[Exercise objective]: Print all the data, keeping every line exactly as it is.
○ ○ ○ ○
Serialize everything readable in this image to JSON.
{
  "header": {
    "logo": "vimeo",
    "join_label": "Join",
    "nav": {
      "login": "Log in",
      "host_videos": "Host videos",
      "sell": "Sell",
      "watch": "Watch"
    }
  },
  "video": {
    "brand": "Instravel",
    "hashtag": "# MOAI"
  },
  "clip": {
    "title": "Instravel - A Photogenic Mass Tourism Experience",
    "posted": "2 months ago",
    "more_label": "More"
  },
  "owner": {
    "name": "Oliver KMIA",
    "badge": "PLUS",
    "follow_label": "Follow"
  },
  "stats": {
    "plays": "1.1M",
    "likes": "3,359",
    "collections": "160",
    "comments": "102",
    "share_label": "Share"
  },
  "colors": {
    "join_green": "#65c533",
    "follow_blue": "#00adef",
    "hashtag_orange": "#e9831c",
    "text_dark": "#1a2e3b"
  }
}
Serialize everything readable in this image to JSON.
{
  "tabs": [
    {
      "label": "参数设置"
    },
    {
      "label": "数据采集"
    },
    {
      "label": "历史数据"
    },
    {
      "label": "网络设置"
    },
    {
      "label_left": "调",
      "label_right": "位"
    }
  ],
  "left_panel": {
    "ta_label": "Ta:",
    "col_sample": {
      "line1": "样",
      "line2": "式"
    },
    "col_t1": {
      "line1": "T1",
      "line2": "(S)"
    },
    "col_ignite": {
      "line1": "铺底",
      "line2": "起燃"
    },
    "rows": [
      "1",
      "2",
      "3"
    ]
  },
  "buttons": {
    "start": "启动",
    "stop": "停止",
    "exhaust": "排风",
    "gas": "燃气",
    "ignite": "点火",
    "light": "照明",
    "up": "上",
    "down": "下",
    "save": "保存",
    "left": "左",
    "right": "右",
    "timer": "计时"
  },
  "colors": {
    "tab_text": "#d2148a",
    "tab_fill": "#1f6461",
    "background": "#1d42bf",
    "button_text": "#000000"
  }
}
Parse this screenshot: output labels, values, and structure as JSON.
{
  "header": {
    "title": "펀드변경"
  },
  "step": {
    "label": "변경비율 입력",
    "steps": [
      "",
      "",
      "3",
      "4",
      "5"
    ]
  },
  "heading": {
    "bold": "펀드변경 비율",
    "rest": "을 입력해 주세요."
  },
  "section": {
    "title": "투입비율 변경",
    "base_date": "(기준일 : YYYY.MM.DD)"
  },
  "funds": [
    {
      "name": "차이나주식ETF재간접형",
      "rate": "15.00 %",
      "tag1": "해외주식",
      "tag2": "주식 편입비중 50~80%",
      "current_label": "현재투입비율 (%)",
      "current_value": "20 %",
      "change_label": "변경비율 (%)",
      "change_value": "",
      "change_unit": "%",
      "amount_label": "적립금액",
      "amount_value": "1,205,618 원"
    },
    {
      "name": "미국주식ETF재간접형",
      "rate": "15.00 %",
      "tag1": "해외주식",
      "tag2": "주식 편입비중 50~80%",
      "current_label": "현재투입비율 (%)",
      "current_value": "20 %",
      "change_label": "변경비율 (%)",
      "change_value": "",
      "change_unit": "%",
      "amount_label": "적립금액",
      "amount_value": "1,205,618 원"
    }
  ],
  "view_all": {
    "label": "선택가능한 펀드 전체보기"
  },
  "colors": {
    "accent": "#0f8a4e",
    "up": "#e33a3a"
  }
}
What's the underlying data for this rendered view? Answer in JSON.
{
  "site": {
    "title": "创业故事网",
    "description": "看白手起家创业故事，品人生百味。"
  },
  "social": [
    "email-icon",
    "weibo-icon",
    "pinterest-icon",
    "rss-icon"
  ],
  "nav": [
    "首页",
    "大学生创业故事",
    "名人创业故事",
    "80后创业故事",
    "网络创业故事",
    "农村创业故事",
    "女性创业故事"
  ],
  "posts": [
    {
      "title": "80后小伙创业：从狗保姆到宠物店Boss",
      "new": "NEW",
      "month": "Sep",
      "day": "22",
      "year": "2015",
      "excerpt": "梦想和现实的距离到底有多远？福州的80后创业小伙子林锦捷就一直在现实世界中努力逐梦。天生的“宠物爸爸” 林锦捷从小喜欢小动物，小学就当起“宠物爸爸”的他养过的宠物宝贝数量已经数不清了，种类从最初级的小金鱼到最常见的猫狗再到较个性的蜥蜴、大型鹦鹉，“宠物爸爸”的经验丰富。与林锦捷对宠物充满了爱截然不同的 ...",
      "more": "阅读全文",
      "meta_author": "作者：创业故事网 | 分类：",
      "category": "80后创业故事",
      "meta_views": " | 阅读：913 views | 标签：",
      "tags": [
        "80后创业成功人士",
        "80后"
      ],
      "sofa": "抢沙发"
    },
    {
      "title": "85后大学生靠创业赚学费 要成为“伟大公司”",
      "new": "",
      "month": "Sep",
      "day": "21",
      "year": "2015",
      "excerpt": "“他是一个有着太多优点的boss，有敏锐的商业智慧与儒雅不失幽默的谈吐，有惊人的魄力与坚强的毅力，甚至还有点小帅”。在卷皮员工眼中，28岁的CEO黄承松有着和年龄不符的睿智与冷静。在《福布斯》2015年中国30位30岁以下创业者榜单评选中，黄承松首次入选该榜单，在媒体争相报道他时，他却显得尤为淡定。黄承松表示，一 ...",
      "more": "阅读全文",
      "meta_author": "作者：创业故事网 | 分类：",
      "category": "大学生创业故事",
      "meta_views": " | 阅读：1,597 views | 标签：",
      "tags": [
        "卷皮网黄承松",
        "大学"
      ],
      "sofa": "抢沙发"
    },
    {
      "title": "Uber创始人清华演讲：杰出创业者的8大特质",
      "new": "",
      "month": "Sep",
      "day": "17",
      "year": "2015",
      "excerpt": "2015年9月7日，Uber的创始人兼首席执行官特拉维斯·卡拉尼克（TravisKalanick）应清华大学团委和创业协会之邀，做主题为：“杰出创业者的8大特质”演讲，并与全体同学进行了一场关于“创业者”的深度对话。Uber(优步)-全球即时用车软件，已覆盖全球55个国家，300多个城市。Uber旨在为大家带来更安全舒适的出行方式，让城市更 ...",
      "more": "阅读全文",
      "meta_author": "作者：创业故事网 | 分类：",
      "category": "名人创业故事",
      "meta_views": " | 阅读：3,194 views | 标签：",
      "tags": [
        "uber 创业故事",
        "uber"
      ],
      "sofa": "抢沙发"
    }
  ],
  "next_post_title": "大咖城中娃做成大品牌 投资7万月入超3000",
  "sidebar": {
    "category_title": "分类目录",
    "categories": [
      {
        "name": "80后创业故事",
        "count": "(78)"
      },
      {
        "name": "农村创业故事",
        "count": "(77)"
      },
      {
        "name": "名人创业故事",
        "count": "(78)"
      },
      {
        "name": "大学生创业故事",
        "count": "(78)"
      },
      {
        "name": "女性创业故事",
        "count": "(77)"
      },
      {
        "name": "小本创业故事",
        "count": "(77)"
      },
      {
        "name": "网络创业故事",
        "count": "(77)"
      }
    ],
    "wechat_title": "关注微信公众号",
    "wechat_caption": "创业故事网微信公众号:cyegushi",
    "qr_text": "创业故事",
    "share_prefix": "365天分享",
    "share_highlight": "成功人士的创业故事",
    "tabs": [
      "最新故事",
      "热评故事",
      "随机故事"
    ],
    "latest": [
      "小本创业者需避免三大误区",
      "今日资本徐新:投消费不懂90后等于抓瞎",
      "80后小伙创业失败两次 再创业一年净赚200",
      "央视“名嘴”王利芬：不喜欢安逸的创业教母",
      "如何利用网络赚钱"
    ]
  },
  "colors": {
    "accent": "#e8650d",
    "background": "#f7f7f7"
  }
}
○ ○ ○ ○
[Full output]:
Serialize everything readable in this image to JSON.
{
  "header": {
    "logo": "vimeo",
    "join_label": "Join",
    "nav": {
      "login": "Log in",
      "host_videos": "Host videos",
      "sell": "Sell",
      "watch": "Watch"
    }
  },
  "video": {
    "brand": "Instravel",
    "hashtag": "# MOAI"
  },
  "clip": {
    "title": "Instravel - A Photogenic Mass Tourism Experience",
    "posted": "2 months ago",
    "more_label": "More"
  },
  "owner": {
    "name": "Oliver KMIA",
    "badge": "PLUS",
    "follow_label": "Follow"
  },
  "stats": {
    "plays": "1.1M",
    "likes": "3,359",
    "collections": "160",
    "comments": "102",
    "share_label": "Share"
  },
  "colors": {
    "join_green": "#65c533",
    "follow_blue": "#00adef",
    "hashtag_orange": "#e9831c",
    "text_dark": "#1a2e3b"
  }
}
Serialize everything readable in this image to JSON.
{
  "tabs": [
    {
      "label": "参数设置"
    },
    {
      "label": "数据采集"
    },
    {
      "label": "历史数据"
    },
    {
      "label": "网络设置"
    },
    {
      "label_left": "调",
      "label_right": "位"
    }
  ],
  "left_panel": {
    "ta_label": "Ta:",
    "col_sample": {
      "line1": "样",
      "line2": "式"
    },
    "col_t1": {
      "line1": "T1",
      "line2": "(S)"
    },
    "col_ignite": {
      "line1": "铺底",
      "line2": "起燃"
    },
    "rows": [
      "1",
      "2",
      "3"
    ]
  },
  "buttons": {
    "start": "启动",
    "stop": "停止",
    "exhaust": "排风",
    "gas": "燃气",
    "ignite": "点火",
    "light": "照明",
    "up": "上",
    "down": "下",
    "save": "保存",
    "left": "左",
    "right": "右",
    "timer": "计时"
  },
  "colors": {
    "tab_text": "#d2148a",
    "tab_fill": "#1f6461",
    "background": "#1d42bf",
    "button_text": "#000000"
  }
}
Parse this screenshot: output labels, values, and structure as JSON.
{
  "header": {
    "title": "펀드변경"
  },
  "step": {
    "label": "변경비율 입력",
    "steps": [
      "",
      "",
      "3",
      "4",
      "5"
    ]
  },
  "heading": {
    "bold": "펀드변경 비율",
    "rest": "을 입력해 주세요."
  },
  "section": {
    "title": "투입비율 변경",
    "base_date": "(기준일 : YYYY.MM.DD)"
  },
  "funds": [
    {
      "name": "차이나주식ETF재간접형",
      "rate": "15.00 %",
      "tag1": "해외주식",
      "tag2": "주식 편입비중 50~80%",
      "current_label": "현재투입비율 (%)",
      "current_value": "20 %",
      "change_label": "변경비율 (%)",
      "change_value": "",
      "change_unit": "%",
      "amount_label": "적립금액",
      "amount_value": "1,205,618 원"
    },
    {
      "name": "미국주식ETF재간접형",
      "rate": "15.00 %",
      "tag1": "해외주식",
      "tag2": "주식 편입비중 50~80%",
      "current_label": "현재투입비율 (%)",
      "current_value": "20 %",
      "change_label": "변경비율 (%)",
      "change_value": "",
      "change_unit": "%",
      "amount_label": "적립금액",
      "amount_value": "1,205,618 원"
    }
  ],
  "view_all": {
    "label": "선택가능한 펀드 전체보기"
  },
  "colors": {
    "accent": "#0f8a4e",
    "up": "#e33a3a"
  }
}
What's the underlying data for this rendered view? Answer in JSON.
{
  "site": {
    "title": "创业故事网",
    "description": "看白手起家创业故事，品人生百味。"
  },
  "social": [
    "email-icon",
    "weibo-icon",
    "pinterest-icon",
    "rss-icon"
  ],
  "nav": [
    "首页",
    "大学生创业故事",
    "名人创业故事",
    "80后创业故事",
    "网络创业故事",
    "农村创业故事",
    "女性创业故事"
  ],
  "posts": [
    {
      "title": "80后小伙创业：从狗保姆到宠物店Boss",
      "new": "NEW",
      "month": "Sep",
      "day": "22",
      "year": "2015",
      "excerpt": "梦想和现实的距离到底有多远？福州的80后创业小伙子林锦捷就一直在现实世界中努力逐梦。天生的“宠物爸爸” 林锦捷从小喜欢小动物，小学就当起“宠物爸爸”的他养过的宠物宝贝数量已经数不清了，种类从最初级的小金鱼到最常见的猫狗再到较个性的蜥蜴、大型鹦鹉，“宠物爸爸”的经验丰富。与林锦捷对宠物充满了爱截然不同的 ...",
      "more": "阅读全文",
      "meta_author": "作者：创业故事网 | 分类：",
      "category": "80后创业故事",
      "meta_views": " | 阅读：913 views | 标签：",
      "tags": [
        "80后创业成功人士",
        "80后"
      ],
      "sofa": "抢沙发"
    },
    {
      "title": "85后大学生靠创业赚学费 要成为“伟大公司”",
      "new": "",
      "month": "Sep",
      "day": "21",
      "year": "2015",
      "excerpt": "“他是一个有着太多优点的boss，有敏锐的商业智慧与儒雅不失幽默的谈吐，有惊人的魄力与坚强的毅力，甚至还有点小帅”。在卷皮员工眼中，28岁的CEO黄承松有着和年龄不符的睿智与冷静。在《福布斯》2015年中国30位30岁以下创业者榜单评选中，黄承松首次入选该榜单，在媒体争相报道他时，他却显得尤为淡定。黄承松表示，一 ...",
      "more": "阅读全文",
      "meta_author": "作者：创业故事网 | 分类：",
      "category": "大学生创业故事",
      "meta_views": " | 阅读：1,597 views | 标签：",
      "tags": [
        "卷皮网黄承松",
        "大学"
      ],
      "sofa": "抢沙发"
    },
    {
      "title": "Uber创始人清华演讲：杰出创业者的8大特质",
      "new": "",
      "month": "Sep",
      "day": "17",
      "year": "2015",
      "excerpt": "2015年9月7日，Uber的创始人兼首席执行官特拉维斯·卡拉尼克（TravisKalanick）应清华大学团委和创业协会之邀，做主题为：“杰出创业者的8大特质”演讲，并与全体同学进行了一场关于“创业者”的深度对话。Uber(优步)-全球即时用车软件，已覆盖全球55个国家，300多个城市。Uber旨在为大家带来更安全舒适的出行方式，让城市更 ...",
      "more": "阅读全文",
      "meta_author": "作者：创业故事网 | 分类：",
      "category": "名人创业故事",
      "meta_views": " | 阅读：3,194 views | 标签：",
      "tags": [
        "uber 创业故事",
        "uber"
      ],
      "sofa": "抢沙发"
    }
  ],
  "next_post_title": "大咖城中娃做成大品牌 投资7万月入超3000",
  "sidebar": {
    "category_title": "分类目录",
    "categories": [
      {
        "name": "80后创业故事",
        "count": "(78)"
      },
      {
        "name": "农村创业故事",
        "count": "(77)"
      },
      {
        "name": "名人创业故事",
        "count": "(78)"
      },
      {
        "name": "大学生创业故事",
        "count": "(78)"
      },
      {
        "name": "女性创业故事",
        "count": "(77)"
      },
      {
        "name": "小本创业故事",
        "count": "(77)"
      },
      {
        "name": "网络创业故事",
        "count": "(77)"
      }
    ],
    "wechat_title": "关注微信公众号",
    "wechat_caption": "创业故事网微信公众号:cyegushi",
    "qr_text": "创业故事",
    "share_prefix": "365天分享",
    "share_highlight": "成功人士的创业故事",
    "tabs": [
      "最新故事",
      "热评故事",
      "随机故事"
    ],
    "latest": [
      "小本创业者需避免三大误区",
      "今日资本徐新:投消费不懂90后等于抓瞎",
      "80后小伙创业失败两次 再创业一年净赚200",
      "央视“名嘴”王利芬：不喜欢安逸的创业教母",
      "如何利用网络赚钱"
    ]
  },
  "colors": {
    "accent": "#e8650d",
    "background": "#f7f7f7"
  }
}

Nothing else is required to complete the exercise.